=== What to do ===
The lines to be copied are those below that contain "obiectis".

=== Provided entries ===

=== Section Start ===

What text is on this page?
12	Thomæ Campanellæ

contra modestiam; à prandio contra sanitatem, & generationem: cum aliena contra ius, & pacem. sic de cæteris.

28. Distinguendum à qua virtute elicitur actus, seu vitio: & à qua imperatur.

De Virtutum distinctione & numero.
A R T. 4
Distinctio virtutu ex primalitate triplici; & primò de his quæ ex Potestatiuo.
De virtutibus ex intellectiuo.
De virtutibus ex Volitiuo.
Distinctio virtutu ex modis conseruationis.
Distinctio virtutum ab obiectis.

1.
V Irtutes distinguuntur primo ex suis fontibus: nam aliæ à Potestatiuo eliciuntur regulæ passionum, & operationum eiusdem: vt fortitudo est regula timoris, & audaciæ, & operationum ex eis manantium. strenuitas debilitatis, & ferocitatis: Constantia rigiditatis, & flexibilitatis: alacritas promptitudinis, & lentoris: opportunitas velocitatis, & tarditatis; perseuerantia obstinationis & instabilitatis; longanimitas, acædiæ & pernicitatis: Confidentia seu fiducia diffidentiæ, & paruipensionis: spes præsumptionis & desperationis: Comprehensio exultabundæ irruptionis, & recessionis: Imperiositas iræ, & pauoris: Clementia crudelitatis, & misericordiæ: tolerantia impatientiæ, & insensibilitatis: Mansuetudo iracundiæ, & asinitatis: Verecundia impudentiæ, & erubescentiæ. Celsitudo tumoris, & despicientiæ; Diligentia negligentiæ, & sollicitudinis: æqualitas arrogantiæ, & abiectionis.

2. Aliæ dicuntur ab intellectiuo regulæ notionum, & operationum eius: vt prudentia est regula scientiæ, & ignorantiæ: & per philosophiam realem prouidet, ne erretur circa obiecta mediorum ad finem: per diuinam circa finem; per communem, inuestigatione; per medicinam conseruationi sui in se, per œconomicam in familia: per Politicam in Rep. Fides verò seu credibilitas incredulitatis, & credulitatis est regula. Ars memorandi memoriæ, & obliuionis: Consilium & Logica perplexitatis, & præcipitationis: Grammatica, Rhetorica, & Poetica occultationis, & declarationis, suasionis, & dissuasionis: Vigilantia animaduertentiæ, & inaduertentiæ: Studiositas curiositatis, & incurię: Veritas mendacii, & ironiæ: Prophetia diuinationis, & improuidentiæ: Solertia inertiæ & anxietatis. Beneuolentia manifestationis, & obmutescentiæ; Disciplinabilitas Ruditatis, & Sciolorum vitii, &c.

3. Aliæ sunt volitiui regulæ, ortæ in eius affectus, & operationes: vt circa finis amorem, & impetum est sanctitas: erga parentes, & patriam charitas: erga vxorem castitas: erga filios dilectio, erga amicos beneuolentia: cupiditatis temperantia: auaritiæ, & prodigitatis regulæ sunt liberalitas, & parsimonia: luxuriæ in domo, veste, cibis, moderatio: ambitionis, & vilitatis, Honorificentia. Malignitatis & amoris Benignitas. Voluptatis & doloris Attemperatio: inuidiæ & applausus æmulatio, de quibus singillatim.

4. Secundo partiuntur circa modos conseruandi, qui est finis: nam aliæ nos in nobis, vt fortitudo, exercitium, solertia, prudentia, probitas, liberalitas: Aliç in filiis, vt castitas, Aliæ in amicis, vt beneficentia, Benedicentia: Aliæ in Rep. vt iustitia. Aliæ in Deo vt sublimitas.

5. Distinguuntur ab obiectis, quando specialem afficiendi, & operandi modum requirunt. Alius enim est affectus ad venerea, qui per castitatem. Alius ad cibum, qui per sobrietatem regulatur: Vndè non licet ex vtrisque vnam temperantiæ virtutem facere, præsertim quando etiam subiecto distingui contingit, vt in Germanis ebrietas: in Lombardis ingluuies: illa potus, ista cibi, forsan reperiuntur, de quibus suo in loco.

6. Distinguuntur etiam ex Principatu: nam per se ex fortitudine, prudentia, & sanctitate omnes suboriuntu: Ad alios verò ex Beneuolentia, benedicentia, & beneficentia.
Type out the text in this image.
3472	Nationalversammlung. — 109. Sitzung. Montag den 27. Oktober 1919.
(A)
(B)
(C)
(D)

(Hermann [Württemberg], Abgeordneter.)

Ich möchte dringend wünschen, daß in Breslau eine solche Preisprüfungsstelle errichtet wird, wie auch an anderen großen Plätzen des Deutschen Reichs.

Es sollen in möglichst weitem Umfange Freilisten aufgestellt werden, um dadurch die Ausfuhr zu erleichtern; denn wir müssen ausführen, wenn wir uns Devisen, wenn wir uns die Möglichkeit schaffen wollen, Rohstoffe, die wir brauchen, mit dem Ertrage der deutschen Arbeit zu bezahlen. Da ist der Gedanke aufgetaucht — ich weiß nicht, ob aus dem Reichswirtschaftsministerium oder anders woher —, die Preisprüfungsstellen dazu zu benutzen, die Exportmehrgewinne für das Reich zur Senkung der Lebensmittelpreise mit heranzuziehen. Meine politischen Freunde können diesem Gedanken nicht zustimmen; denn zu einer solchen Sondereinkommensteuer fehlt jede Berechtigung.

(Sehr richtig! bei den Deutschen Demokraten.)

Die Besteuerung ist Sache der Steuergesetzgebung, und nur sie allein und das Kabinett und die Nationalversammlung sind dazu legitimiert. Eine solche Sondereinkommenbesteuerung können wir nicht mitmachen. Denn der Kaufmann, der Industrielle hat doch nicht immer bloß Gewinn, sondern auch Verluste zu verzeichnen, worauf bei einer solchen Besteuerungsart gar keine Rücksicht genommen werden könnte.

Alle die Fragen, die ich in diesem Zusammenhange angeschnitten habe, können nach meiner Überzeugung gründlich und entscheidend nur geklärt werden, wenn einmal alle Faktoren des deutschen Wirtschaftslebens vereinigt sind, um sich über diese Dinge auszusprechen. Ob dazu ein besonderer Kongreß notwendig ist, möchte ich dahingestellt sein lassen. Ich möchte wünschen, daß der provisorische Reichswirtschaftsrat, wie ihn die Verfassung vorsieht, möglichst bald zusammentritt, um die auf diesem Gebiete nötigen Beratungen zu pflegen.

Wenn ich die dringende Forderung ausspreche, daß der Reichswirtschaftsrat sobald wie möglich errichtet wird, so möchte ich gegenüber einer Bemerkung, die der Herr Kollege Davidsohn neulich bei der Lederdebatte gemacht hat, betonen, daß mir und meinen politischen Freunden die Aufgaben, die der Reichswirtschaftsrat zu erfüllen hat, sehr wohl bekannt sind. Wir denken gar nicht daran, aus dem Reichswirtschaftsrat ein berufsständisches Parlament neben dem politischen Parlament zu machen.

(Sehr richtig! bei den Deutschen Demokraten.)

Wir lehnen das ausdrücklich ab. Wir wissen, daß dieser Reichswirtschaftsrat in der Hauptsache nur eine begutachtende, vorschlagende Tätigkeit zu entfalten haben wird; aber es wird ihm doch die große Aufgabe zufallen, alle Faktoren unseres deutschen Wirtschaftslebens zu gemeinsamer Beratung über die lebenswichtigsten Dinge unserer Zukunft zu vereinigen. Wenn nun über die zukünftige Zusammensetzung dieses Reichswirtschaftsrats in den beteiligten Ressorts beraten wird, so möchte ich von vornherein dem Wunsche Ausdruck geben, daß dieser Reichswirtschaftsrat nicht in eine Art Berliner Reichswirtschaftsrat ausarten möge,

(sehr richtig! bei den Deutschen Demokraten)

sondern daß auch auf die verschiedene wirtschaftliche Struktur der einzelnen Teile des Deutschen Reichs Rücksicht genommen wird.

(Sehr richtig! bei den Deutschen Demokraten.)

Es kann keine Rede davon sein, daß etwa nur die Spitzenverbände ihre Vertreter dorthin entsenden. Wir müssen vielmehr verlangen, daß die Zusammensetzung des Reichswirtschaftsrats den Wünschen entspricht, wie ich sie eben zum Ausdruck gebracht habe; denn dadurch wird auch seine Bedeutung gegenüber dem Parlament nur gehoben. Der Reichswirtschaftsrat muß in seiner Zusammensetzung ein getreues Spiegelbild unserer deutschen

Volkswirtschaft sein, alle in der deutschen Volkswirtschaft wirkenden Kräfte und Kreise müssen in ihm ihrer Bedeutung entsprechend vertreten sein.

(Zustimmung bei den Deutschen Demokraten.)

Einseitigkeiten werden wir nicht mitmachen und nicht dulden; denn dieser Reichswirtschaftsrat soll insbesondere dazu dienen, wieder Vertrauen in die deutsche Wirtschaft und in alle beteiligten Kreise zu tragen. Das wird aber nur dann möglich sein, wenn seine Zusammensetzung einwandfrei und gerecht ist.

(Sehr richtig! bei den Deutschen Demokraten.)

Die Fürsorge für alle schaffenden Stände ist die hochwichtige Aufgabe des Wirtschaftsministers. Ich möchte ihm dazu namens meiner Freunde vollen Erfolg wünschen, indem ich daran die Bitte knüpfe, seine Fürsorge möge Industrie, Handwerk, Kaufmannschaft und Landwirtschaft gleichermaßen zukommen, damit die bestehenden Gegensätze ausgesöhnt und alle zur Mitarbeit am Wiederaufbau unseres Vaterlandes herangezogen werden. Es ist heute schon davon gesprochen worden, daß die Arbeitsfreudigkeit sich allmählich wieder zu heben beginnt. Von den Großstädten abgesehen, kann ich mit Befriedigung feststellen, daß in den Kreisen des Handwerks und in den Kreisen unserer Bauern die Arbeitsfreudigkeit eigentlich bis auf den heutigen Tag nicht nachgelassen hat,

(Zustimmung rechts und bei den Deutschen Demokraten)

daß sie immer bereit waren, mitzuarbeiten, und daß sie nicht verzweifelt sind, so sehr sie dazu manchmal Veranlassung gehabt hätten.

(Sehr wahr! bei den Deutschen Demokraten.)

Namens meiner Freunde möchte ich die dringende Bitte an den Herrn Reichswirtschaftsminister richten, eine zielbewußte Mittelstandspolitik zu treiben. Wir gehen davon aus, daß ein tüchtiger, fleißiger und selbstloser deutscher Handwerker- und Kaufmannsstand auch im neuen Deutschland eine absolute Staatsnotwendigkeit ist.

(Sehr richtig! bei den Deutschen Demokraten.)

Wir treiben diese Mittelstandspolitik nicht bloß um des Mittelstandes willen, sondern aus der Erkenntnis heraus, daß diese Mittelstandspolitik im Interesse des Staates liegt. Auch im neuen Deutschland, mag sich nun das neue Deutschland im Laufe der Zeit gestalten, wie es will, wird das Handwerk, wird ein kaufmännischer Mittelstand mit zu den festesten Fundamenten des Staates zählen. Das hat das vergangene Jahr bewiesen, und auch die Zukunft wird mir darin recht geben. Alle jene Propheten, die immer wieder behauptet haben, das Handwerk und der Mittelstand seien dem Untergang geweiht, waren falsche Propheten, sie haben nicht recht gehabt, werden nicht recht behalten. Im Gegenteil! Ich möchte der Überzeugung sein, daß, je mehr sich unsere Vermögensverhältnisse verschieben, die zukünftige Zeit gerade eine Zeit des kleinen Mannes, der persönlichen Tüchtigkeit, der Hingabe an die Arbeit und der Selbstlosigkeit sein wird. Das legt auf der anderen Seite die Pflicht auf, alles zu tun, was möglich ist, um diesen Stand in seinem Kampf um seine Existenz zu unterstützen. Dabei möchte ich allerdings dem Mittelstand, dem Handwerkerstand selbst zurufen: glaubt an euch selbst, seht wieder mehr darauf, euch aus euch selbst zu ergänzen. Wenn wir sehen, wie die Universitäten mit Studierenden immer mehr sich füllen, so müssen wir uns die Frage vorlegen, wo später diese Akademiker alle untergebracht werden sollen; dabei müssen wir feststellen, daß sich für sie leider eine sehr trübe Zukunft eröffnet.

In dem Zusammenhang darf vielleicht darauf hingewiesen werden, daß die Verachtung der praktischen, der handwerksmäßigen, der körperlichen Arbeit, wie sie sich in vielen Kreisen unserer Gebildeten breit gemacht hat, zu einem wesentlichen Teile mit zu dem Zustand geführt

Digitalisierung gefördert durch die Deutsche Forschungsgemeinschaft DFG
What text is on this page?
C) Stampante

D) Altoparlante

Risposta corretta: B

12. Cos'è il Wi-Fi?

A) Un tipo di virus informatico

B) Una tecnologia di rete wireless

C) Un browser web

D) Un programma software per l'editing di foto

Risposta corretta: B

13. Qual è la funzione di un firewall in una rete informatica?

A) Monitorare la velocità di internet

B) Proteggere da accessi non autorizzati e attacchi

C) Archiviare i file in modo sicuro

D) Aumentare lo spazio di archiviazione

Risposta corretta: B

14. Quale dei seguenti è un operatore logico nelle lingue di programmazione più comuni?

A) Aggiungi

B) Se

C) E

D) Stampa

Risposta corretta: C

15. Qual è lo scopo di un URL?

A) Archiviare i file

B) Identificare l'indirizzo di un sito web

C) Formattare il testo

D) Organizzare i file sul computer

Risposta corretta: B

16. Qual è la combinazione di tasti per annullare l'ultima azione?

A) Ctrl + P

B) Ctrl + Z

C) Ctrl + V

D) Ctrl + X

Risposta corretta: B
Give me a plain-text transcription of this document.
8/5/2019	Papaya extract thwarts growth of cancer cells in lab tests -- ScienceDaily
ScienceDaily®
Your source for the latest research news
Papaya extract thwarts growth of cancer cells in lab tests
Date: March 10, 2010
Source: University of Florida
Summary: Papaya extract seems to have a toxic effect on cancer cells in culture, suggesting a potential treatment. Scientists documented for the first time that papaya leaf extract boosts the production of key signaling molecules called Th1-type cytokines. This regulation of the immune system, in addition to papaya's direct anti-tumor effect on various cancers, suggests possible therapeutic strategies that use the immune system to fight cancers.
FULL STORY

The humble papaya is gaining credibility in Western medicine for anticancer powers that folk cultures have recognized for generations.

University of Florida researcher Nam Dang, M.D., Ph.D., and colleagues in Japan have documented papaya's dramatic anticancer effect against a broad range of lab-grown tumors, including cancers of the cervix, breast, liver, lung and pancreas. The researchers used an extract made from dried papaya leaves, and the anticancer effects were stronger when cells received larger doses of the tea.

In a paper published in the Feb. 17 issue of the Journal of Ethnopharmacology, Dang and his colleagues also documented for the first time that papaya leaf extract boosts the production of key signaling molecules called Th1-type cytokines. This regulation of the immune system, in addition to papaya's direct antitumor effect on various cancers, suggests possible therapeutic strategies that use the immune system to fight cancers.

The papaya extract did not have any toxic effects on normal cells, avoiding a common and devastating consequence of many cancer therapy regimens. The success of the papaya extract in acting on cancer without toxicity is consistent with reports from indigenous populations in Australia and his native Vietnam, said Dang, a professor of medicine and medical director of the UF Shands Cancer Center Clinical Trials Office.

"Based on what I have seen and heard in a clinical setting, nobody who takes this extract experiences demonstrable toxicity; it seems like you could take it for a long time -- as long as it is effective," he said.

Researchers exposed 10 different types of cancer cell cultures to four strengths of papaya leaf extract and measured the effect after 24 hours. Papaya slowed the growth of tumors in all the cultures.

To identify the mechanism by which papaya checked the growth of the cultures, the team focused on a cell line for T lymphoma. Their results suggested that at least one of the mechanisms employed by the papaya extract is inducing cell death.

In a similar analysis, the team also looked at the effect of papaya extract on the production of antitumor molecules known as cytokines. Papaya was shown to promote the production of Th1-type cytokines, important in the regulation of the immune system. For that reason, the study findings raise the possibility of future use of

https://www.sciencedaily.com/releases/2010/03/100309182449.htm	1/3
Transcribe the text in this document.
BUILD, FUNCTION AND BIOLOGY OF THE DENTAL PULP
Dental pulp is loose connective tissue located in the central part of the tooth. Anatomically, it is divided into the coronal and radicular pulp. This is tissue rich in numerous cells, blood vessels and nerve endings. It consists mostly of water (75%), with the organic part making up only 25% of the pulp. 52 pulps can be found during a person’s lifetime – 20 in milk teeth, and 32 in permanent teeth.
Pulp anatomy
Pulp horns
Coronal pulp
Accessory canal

=== Section End ===

=== Written answer ===
Distinctio virtutum ab obiectis.
5. Distinguuntur ab obiectis, quando specialem afficiendi, & operandi modum requirunt. Alius enim est affectus ad venerea, qui per castitatem. Alius ad cibum, qui per sobrietatem regulatur: Vndè non licet ex vtrisque vnam temperantiæ virtutem facere, præsertim quando etiam subiecto distingui contingit, vt in Germanis ebrietas: in Lombardis ingluuies: illa potus, ista cibi, forsan reperiuntur, de quibus suo in loco.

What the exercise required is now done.